Exercise details
Your task is to transcribe all of the records exactly and leave out the pictures.

Supplied records
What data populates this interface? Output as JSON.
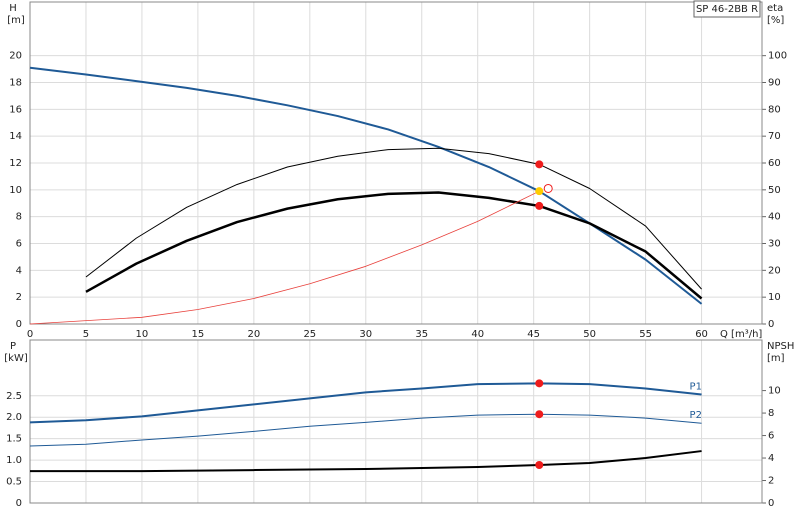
{
  "chart_data": [
    {
      "type": "line",
      "title": "SP 46-2BB R",
      "xlabel": "Q [m³/h]",
      "ylabel": "H",
      "yunit": "[m]",
      "y2label": "eta",
      "y2unit": "[%]",
      "xlim": [
        0,
        65.4
      ],
      "xticks": [
        0,
        5,
        10,
        15,
        20,
        25,
        30,
        35,
        40,
        45,
        50,
        55,
        60
      ],
      "xtick_labels": true,
      "ylim": [
        0,
        24
      ],
      "yticks": [
        0,
        2,
        4,
        6,
        8,
        10,
        12,
        14,
        16,
        18,
        20
      ],
      "y2lim": [
        0,
        120
      ],
      "y2ticks": [
        0,
        10,
        20,
        30,
        40,
        50,
        60,
        70,
        80,
        90,
        100
      ],
      "grid": true,
      "series": [
        {
          "color": "#1f5a96",
          "width": 2,
          "x": [
            0,
            5,
            9.5,
            14,
            18.5,
            23,
            27.5,
            32,
            36.5,
            41,
            45.5,
            50,
            55,
            60
          ],
          "values": [
            19.1,
            18.6,
            18.1,
            17.6,
            17.0,
            16.3,
            15.5,
            14.5,
            13.2,
            11.7,
            9.9,
            7.5,
            4.8,
            1.5
          ]
        },
        {
          "color": "#000000",
          "width": 1,
          "axis": "y2",
          "x": [
            5,
            9.5,
            14,
            18.5,
            23,
            27.5,
            32,
            36.5,
            41,
            45.5,
            50,
            55,
            60
          ],
          "values": [
            17.5,
            32,
            43.5,
            52,
            58.5,
            62.5,
            65,
            65.5,
            63.5,
            59.5,
            50.5,
            36.5,
            13
          ]
        },
        {
          "color": "#000000",
          "width": 2.5,
          "axis": "y2",
          "x": [
            5,
            9.5,
            14,
            18.5,
            23,
            27.5,
            32,
            36.5,
            41,
            45.5,
            50,
            55,
            60
          ],
          "values": [
            12,
            22.5,
            31,
            38,
            43,
            46.5,
            48.5,
            49,
            47,
            44,
            37.5,
            27,
            9.5
          ]
        },
        {
          "color": "#e8413c",
          "width": 0.8,
          "x": [
            0,
            10,
            15,
            20,
            25,
            30,
            35,
            40,
            45.5
          ],
          "values": [
            0,
            0.5,
            1.08,
            1.9,
            3.0,
            4.3,
            5.9,
            7.65,
            9.9
          ]
        },
        {
          "mode": "markers",
          "color": "#ee1c1c",
          "axis": "y2",
          "x": [
            45.5,
            45.5
          ],
          "values": [
            59.5,
            44
          ]
        },
        {
          "mode": "markers",
          "color": "#ffcc00",
          "x": [
            45.5
          ],
          "values": [
            9.9
          ]
        },
        {
          "mode": "markers",
          "hollow": true,
          "color": "#ee1c1c",
          "x": [
            46.3
          ],
          "values": [
            10.1
          ]
        }
      ]
    },
    {
      "type": "line",
      "ylabel": "P",
      "yunit": "[kW]",
      "y2label": "NPSH",
      "y2unit": "[m]",
      "xlim": [
        0,
        65.4
      ],
      "xticks": [
        0,
        5,
        10,
        15,
        20,
        25,
        30,
        35,
        40,
        45,
        50,
        55,
        60
      ],
      "xtick_labels": false,
      "ylim": [
        0,
        3.8
      ],
      "yticks": [
        0,
        0.5,
        {
          "value": 1,
          "label": "1.0"
        },
        1.5,
        {
          "value": 2,
          "label": "2.0"
        },
        2.5
      ],
      "y2lim": [
        0,
        14.5
      ],
      "y2ticks": [
        0,
        2,
        4,
        6,
        8,
        10
      ],
      "grid": true,
      "series": [
        {
          "name": "P1",
          "color": "#1f5a96",
          "width": 2,
          "x": [
            0,
            5,
            10,
            15,
            20,
            25,
            30,
            35,
            40,
            45.5,
            50,
            55,
            60
          ],
          "values": [
            1.88,
            1.93,
            2.02,
            2.16,
            2.3,
            2.44,
            2.58,
            2.67,
            2.77,
            2.79,
            2.77,
            2.67,
            2.53
          ]
        },
        {
          "name": "P2",
          "color": "#1f5a96",
          "width": 1,
          "x": [
            0,
            5,
            10,
            15,
            20,
            25,
            30,
            35,
            40,
            45.5,
            50,
            55,
            60
          ],
          "values": [
            1.33,
            1.37,
            1.47,
            1.56,
            1.67,
            1.79,
            1.88,
            1.98,
            2.05,
            2.07,
            2.05,
            1.98,
            1.86
          ]
        },
        {
          "color": "#000000",
          "width": 2,
          "axis": "y2",
          "x": [
            0,
            10,
            20,
            30,
            40,
            45.5,
            50,
            55,
            60
          ],
          "values": [
            2.84,
            2.84,
            2.93,
            3.02,
            3.2,
            3.38,
            3.56,
            4.0,
            4.62
          ]
        },
        {
          "mode": "markers",
          "color": "#ee1c1c",
          "x": [
            45.5,
            45.5
          ],
          "values": [
            2.79,
            2.07
          ]
        },
        {
          "mode": "markers",
          "color": "#ee1c1c",
          "axis": "y2",
          "x": [
            45.5
          ],
          "values": [
            3.38
          ]
        }
      ]
    }
  ]
}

Answer to the task
What data populates this interface? Output as JSON.
{
  "chart_data": [
    {
      "type": "line",
      "title": "SP 46-2BB R",
      "xlabel": "Q [m³/h]",
      "ylabel": "H",
      "yunit": "[m]",
      "y2label": "eta",
      "y2unit": "[%]",
      "xlim": [
        0,
        65.4
      ],
      "xticks": [
        0,
        5,
        10,
        15,
        20,
        25,
        30,
        35,
        40,
        45,
        50,
        55,
        60
      ],
      "xtick_labels": true,
      "ylim": [
        0,
        24
      ],
      "yticks": [
        0,
        2,
        4,
        6,
        8,
        10,
        12,
        14,
        16,
        18,
        20
      ],
      "y2lim": [
        0,
        120
      ],
      "y2ticks": [
        0,
        10,
        20,
        30,
        40,
        50,
        60,
        70,
        80,
        90,
        100
      ],
      "grid": true,
      "series": [
        {
          "color": "#1f5a96",
          "width": 2,
          "x": [
            0,
            5,
            9.5,
            14,
            18.5,
            23,
            27.5,
            32,
            36.5,
            41,
            45.5,
            50,
            55,
            60
          ],
          "values": [
            19.1,
            18.6,
            18.1,
            17.6,
            17.0,
            16.3,
            15.5,
            14.5,
            13.2,
            11.7,
            9.9,
            7.5,
            4.8,
            1.5
          ]
        },
        {
          "color": "#000000",
          "width": 1,
          "axis": "y2",
          "x": [
            5,
            9.5,
            14,
            18.5,
            23,
            27.5,
            32,
            36.5,
            41,
            45.5,
            50,
            55,
            60
          ],
          "values": [
            17.5,
            32,
            43.5,
            52,
            58.5,
            62.5,
            65,
            65.5,
            63.5,
            59.5,
            50.5,
            36.5,
            13
          ]
        },
        {
          "color": "#000000",
          "width": 2.5,
          "axis": "y2",
          "x": [
            5,
            9.5,
            14,
            18.5,
            23,
            27.5,
            32,
            36.5,
            41,
            45.5,
            50,
            55,
            60
          ],
          "values": [
            12,
            22.5,
            31,
            38,
            43,
            46.5,
            48.5,
            49,
            47,
            44,
            37.5,
            27,
            9.5
          ]
        },
        {
          "color": "#e8413c",
          "width": 0.8,
          "x": [
            0,
            10,
            15,
            20,
            25,
            30,
            35,
            40,
            45.5
          ],
          "values": [
            0,
            0.5,
            1.08,
            1.9,
            3.0,
            4.3,
            5.9,
            7.65,
            9.9
          ]
        },
        {
          "mode": "markers",
          "color": "#ee1c1c",
          "axis": "y2",
          "x": [
            45.5,
            45.5
          ],
          "values": [
            59.5,
            44
          ]
        },
        {
          "mode": "markers",
          "color": "#ffcc00",
          "x": [
            45.5
          ],
          "values": [
            9.9
          ]
        },
        {
          "mode": "markers",
          "hollow": true,
          "color": "#ee1c1c",
          "x": [
            46.3
          ],
          "values": [
            10.1
          ]
        }
      ]
    },
    {
      "type": "line",
      "ylabel": "P",
      "yunit": "[kW]",
      "y2label": "NPSH",
      "y2unit": "[m]",
      "xlim": [
        0,
        65.4
      ],
      "xticks": [
        0,
        5,
        10,
        15,
        20,
        25,
        30,
        35,
        40,
        45,
        50,
        55,
        60
      ],
      "xtick_labels": false,
      "ylim": [
        0,
        3.8
      ],
      "yticks": [
        0,
        0.5,
        {
          "value": 1,
          "label": "1.0"
        },
        1.5,
        {
          "value": 2,
          "label": "2.0"
        },
        2.5
      ],
      "y2lim": [
        0,
        14.5
      ],
      "y2ticks": [
        0,
        2,
        4,
        6,
        8,
        10
      ],
      "grid": true,
      "series": [
        {
          "name": "P1",
          "color": "#1f5a96",
          "width": 2,
          "x": [
            0,
            5,
            10,
            15,
            20,
            25,
            30,
            35,
            40,
            45.5,
            50,
            55,
            60
          ],
          "values": [
            1.88,
            1.93,
            2.02,
            2.16,
            2.3,
            2.44,
            2.58,
            2.67,
            2.77,
            2.79,
            2.77,
            2.67,
            2.53
          ]
        },
        {
          "name": "P2",
          "color": "#1f5a96",
          "width": 1,
          "x": [
            0,
            5,
            10,
            15,
            20,
            25,
            30,
            35,
            40,
            45.5,
            50,
            55,
            60
          ],
          "values": [
            1.33,
            1.37,
            1.47,
            1.56,
            1.67,
            1.79,
            1.88,
            1.98,
            2.05,
            2.07,
            2.05,
            1.98,
            1.86
          ]
        },
        {
          "color": "#000000",
          "width": 2,
          "axis": "y2",
          "x": [
            0,
            10,
            20,
            30,
            40,
            45.5,
            50,
            55,
            60
          ],
          "values": [
            2.84,
            2.84,
            2.93,
            3.02,
            3.2,
            3.38,
            3.56,
            4.0,
            4.62
          ]
        },
        {
          "mode": "markers",
          "color": "#ee1c1c",
          "x": [
            45.5,
            45.5
          ],
          "values": [
            2.79,
            2.07
          ]
        },
        {
          "mode": "markers",
          "color": "#ee1c1c",
          "axis": "y2",
          "x": [
            45.5
          ],
          "values": [
            3.38
          ]
        }
      ]
    }
  ]
}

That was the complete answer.